▶ [PROBLEM TO SOLVE]:
Rename "series-line" to "data-line" everywhere in the rows below. Keep every other part of the rows the same.

— Start DATA SHOWN —

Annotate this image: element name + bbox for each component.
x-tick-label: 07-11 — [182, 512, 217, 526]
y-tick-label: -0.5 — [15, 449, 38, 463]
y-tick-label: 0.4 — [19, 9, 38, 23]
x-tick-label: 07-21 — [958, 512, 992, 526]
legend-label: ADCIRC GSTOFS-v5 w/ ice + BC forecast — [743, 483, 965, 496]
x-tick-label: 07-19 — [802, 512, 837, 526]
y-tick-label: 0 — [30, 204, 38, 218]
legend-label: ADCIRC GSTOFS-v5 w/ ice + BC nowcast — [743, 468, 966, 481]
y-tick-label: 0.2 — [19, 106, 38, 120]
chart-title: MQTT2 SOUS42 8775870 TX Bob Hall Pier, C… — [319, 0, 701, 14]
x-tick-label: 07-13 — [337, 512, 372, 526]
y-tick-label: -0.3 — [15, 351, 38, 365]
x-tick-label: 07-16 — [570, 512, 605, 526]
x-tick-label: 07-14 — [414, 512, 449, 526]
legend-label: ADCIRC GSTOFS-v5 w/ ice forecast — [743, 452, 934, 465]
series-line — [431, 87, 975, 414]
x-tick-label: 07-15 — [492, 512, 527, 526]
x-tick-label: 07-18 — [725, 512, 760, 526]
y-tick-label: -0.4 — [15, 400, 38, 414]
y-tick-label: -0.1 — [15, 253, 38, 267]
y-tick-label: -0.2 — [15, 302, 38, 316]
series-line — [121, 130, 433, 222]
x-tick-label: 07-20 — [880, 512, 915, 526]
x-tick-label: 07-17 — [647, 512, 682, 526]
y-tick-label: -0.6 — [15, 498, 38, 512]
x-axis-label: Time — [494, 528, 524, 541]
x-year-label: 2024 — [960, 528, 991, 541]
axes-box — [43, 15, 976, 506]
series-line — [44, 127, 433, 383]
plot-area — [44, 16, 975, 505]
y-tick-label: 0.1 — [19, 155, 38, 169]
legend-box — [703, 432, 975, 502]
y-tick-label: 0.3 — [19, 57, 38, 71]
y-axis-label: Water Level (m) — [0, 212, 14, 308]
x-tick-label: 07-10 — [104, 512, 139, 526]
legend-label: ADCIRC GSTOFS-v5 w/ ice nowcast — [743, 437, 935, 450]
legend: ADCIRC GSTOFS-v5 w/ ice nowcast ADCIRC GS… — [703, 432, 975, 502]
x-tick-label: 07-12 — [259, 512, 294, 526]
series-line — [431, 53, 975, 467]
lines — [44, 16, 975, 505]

— End DATA SHOWN —

▶ [COMPLETED EXERCISE]:
Annotate this image: element name + bbox for each component.
x-tick-label: 07-11 — [182, 512, 217, 526]
y-tick-label: -0.5 — [15, 449, 38, 463]
y-tick-label: 0.4 — [19, 9, 38, 23]
x-tick-label: 07-21 — [958, 512, 992, 526]
legend-label: ADCIRC GSTOFS-v5 w/ ice + BC forecast — [743, 483, 965, 496]
x-tick-label: 07-19 — [802, 512, 837, 526]
y-tick-label: 0 — [30, 204, 38, 218]
legend-label: ADCIRC GSTOFS-v5 w/ ice + BC nowcast — [743, 468, 966, 481]
y-tick-label: 0.2 — [19, 106, 38, 120]
chart-title: MQTT2 SOUS42 8775870 TX Bob Hall Pier, C… — [319, 0, 701, 14]
x-tick-label: 07-13 — [337, 512, 372, 526]
y-tick-label: -0.3 — [15, 351, 38, 365]
x-tick-label: 07-16 — [570, 512, 605, 526]
x-tick-label: 07-14 — [414, 512, 449, 526]
legend-label: ADCIRC GSTOFS-v5 w/ ice forecast — [743, 452, 934, 465]
data-line — [431, 87, 975, 414]
x-tick-label: 07-15 — [492, 512, 527, 526]
x-tick-label: 07-18 — [725, 512, 760, 526]
y-tick-label: -0.4 — [15, 400, 38, 414]
y-tick-label: -0.1 — [15, 253, 38, 267]
y-tick-label: -0.2 — [15, 302, 38, 316]
data-line — [121, 130, 433, 222]
x-tick-label: 07-20 — [880, 512, 915, 526]
x-tick-label: 07-17 — [647, 512, 682, 526]
y-tick-label: -0.6 — [15, 498, 38, 512]
x-axis-label: Time — [494, 528, 524, 541]
x-year-label: 2024 — [960, 528, 991, 541]
axes-box — [43, 15, 976, 506]
data-line — [44, 127, 433, 383]
plot-area — [44, 16, 975, 505]
y-tick-label: 0.1 — [19, 155, 38, 169]
legend-box — [703, 432, 975, 502]
y-tick-label: 0.3 — [19, 57, 38, 71]
y-axis-label: Water Level (m) — [0, 212, 14, 308]
x-tick-label: 07-10 — [104, 512, 139, 526]
legend-label: ADCIRC GSTOFS-v5 w/ ice nowcast — [743, 437, 935, 450]
legend: ADCIRC GSTOFS-v5 w/ ice nowcast ADCIRC GS… — [703, 432, 975, 502]
x-tick-label: 07-12 — [259, 512, 294, 526]
data-line — [431, 53, 975, 467]
lines — [44, 16, 975, 505]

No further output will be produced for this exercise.